= DATA SUPPLIED =
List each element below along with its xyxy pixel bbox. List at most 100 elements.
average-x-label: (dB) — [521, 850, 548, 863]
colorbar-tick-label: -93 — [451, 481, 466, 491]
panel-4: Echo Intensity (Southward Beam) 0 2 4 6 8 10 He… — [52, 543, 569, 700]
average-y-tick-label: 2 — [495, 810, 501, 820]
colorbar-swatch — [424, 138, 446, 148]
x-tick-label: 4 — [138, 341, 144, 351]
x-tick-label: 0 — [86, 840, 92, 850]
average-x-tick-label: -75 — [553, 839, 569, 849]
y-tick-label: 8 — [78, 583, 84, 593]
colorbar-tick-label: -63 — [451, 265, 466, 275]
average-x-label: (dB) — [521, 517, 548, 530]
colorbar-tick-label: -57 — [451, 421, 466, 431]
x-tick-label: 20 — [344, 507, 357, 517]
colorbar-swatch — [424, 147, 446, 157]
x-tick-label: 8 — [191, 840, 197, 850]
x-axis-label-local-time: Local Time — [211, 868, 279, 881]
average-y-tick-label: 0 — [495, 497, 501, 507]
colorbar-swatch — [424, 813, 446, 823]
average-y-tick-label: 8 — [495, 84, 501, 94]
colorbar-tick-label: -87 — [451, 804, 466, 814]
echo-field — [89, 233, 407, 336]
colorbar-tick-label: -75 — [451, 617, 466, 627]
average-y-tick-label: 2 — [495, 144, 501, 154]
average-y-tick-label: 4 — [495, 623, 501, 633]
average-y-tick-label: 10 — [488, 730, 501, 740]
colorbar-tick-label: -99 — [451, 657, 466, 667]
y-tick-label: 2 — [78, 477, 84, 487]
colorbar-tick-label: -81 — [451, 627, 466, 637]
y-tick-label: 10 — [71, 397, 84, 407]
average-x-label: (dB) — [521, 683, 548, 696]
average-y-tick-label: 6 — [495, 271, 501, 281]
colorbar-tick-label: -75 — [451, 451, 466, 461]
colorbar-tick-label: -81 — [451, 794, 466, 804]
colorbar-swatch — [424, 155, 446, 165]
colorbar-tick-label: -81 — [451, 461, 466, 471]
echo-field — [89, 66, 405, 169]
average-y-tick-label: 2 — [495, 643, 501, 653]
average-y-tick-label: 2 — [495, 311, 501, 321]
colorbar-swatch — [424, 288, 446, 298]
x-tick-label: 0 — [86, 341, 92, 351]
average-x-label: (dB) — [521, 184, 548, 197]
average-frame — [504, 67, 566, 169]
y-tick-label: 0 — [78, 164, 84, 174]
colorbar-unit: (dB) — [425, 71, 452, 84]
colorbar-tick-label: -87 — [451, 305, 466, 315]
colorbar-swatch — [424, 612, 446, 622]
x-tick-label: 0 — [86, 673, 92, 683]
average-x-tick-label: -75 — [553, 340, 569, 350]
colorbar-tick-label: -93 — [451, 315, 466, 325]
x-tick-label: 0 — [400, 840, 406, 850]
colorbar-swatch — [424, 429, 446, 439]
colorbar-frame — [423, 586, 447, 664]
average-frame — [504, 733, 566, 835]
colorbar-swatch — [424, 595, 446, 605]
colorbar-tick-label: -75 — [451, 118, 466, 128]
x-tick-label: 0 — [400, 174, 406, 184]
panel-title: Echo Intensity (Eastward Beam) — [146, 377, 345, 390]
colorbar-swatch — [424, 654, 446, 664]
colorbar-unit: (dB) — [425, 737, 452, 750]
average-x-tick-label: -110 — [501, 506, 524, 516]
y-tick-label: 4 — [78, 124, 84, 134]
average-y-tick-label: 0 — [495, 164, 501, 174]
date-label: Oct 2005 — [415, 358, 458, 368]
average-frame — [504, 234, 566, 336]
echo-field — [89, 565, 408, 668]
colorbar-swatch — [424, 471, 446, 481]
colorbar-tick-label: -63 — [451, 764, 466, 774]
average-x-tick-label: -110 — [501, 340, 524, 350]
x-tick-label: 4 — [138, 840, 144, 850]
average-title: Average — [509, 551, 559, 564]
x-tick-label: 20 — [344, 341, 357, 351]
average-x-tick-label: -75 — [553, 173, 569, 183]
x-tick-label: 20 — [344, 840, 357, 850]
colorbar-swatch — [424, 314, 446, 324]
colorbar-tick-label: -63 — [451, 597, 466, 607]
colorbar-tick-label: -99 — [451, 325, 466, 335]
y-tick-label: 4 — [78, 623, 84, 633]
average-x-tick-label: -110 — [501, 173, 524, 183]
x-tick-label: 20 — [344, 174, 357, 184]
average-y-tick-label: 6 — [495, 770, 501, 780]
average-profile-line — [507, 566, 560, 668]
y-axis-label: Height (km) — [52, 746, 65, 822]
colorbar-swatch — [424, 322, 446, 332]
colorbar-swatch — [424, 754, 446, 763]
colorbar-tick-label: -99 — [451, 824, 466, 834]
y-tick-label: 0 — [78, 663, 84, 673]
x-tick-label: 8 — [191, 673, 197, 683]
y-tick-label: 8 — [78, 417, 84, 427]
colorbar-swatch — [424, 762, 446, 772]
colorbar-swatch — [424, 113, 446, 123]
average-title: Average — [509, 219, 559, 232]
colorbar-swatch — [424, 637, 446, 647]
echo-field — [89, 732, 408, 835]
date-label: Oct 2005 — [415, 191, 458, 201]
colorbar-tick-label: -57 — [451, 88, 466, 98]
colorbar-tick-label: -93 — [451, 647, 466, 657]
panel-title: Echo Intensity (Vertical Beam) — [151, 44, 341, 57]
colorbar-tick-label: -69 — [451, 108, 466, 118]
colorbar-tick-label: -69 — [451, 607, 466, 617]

= WHAT IS EXPECTED =
Copy every line of the records above word for word, leaving nothing out and changing nothing.

= EXERCISE ANSWER =
List each element below along with its xyxy pixel bbox. List at most 100 elements.
average-x-label: (dB) — [521, 850, 548, 863]
colorbar-tick-label: -93 — [451, 481, 466, 491]
panel-4: Echo Intensity (Southward Beam) 0 2 4 6 8 10 He… — [52, 543, 569, 700]
average-y-tick-label: 2 — [495, 810, 501, 820]
colorbar-swatch — [424, 138, 446, 148]
x-tick-label: 4 — [138, 341, 144, 351]
x-tick-label: 0 — [86, 840, 92, 850]
average-x-tick-label: -75 — [553, 839, 569, 849]
y-tick-label: 8 — [78, 583, 84, 593]
colorbar-tick-label: -63 — [451, 265, 466, 275]
average-x-label: (dB) — [521, 517, 548, 530]
colorbar-tick-label: -57 — [451, 421, 466, 431]
x-tick-label: 20 — [344, 507, 357, 517]
colorbar-swatch — [424, 147, 446, 157]
x-tick-label: 8 — [191, 840, 197, 850]
x-axis-label-local-time: Local Time — [211, 868, 279, 881]
average-y-tick-label: 0 — [495, 497, 501, 507]
colorbar-swatch — [424, 813, 446, 823]
average-y-tick-label: 8 — [495, 84, 501, 94]
colorbar-tick-label: -87 — [451, 804, 466, 814]
echo-field — [89, 233, 407, 336]
colorbar-tick-label: -75 — [451, 617, 466, 627]
average-y-tick-label: 2 — [495, 144, 501, 154]
average-y-tick-label: 4 — [495, 623, 501, 633]
average-y-tick-label: 10 — [488, 730, 501, 740]
colorbar-tick-label: -99 — [451, 657, 466, 667]
y-tick-label: 2 — [78, 477, 84, 487]
colorbar-tick-label: -81 — [451, 627, 466, 637]
y-tick-label: 10 — [71, 397, 84, 407]
average-x-label: (dB) — [521, 683, 548, 696]
average-y-tick-label: 6 — [495, 271, 501, 281]
colorbar-tick-label: -75 — [451, 451, 466, 461]
colorbar-tick-label: -81 — [451, 794, 466, 804]
colorbar-swatch — [424, 155, 446, 165]
colorbar-tick-label: -81 — [451, 461, 466, 471]
echo-field — [89, 66, 405, 169]
average-y-tick-label: 2 — [495, 643, 501, 653]
average-y-tick-label: 2 — [495, 311, 501, 321]
colorbar-swatch — [424, 288, 446, 298]
x-tick-label: 0 — [86, 341, 92, 351]
average-x-label: (dB) — [521, 184, 548, 197]
average-frame — [504, 67, 566, 169]
y-tick-label: 0 — [78, 164, 84, 174]
colorbar-unit: (dB) — [425, 71, 452, 84]
colorbar-tick-label: -87 — [451, 305, 466, 315]
colorbar-swatch — [424, 612, 446, 622]
x-tick-label: 0 — [86, 673, 92, 683]
average-x-tick-label: -75 — [553, 340, 569, 350]
colorbar-tick-label: -93 — [451, 315, 466, 325]
x-tick-label: 0 — [400, 840, 406, 850]
colorbar-swatch — [424, 429, 446, 439]
colorbar-frame — [423, 586, 447, 664]
average-frame — [504, 733, 566, 835]
colorbar-swatch — [424, 595, 446, 605]
colorbar-tick-label: -75 — [451, 118, 466, 128]
x-tick-label: 0 — [400, 174, 406, 184]
panel-title: Echo Intensity (Eastward Beam) — [146, 377, 345, 390]
colorbar-swatch — [424, 654, 446, 664]
colorbar-unit: (dB) — [425, 737, 452, 750]
average-x-tick-label: -110 — [501, 506, 524, 516]
y-tick-label: 4 — [78, 124, 84, 134]
average-y-tick-label: 0 — [495, 164, 501, 174]
date-label: Oct 2005 — [415, 358, 458, 368]
average-frame — [504, 234, 566, 336]
echo-field — [89, 565, 408, 668]
colorbar-swatch — [424, 471, 446, 481]
colorbar-tick-label: -63 — [451, 764, 466, 774]
average-x-tick-label: -110 — [501, 340, 524, 350]
x-tick-label: 4 — [138, 840, 144, 850]
average-title: Average — [509, 551, 559, 564]
x-tick-label: 20 — [344, 341, 357, 351]
average-x-tick-label: -75 — [553, 173, 569, 183]
x-tick-label: 20 — [344, 840, 357, 850]
colorbar-swatch — [424, 314, 446, 324]
colorbar-tick-label: -63 — [451, 597, 466, 607]
colorbar-tick-label: -99 — [451, 325, 466, 335]
y-tick-label: 4 — [78, 623, 84, 633]
average-x-tick-label: -110 — [501, 173, 524, 183]
x-tick-label: 20 — [344, 174, 357, 184]
average-y-tick-label: 6 — [495, 770, 501, 780]
average-profile-line — [507, 566, 560, 668]
y-axis-label: Height (km) — [52, 746, 65, 822]
colorbar-swatch — [424, 322, 446, 332]
colorbar-swatch — [424, 754, 446, 763]
colorbar-tick-label: -99 — [451, 824, 466, 834]
y-tick-label: 0 — [78, 663, 84, 673]
x-tick-label: 8 — [191, 673, 197, 683]
y-tick-label: 8 — [78, 417, 84, 427]
colorbar-swatch — [424, 762, 446, 772]
colorbar-swatch — [424, 113, 446, 123]
average-title: Average — [509, 219, 559, 232]
colorbar-swatch — [424, 637, 446, 647]
echo-field — [89, 732, 408, 835]
date-label: Oct 2005 — [415, 191, 458, 201]
colorbar-tick-label: -57 — [451, 88, 466, 98]
colorbar-tick-label: -93 — [451, 647, 466, 657]
panel-title: Echo Intensity (Vertical Beam) — [151, 44, 341, 57]
colorbar-tick-label: -69 — [451, 108, 466, 118]
colorbar-tick-label: -69 — [451, 607, 466, 617]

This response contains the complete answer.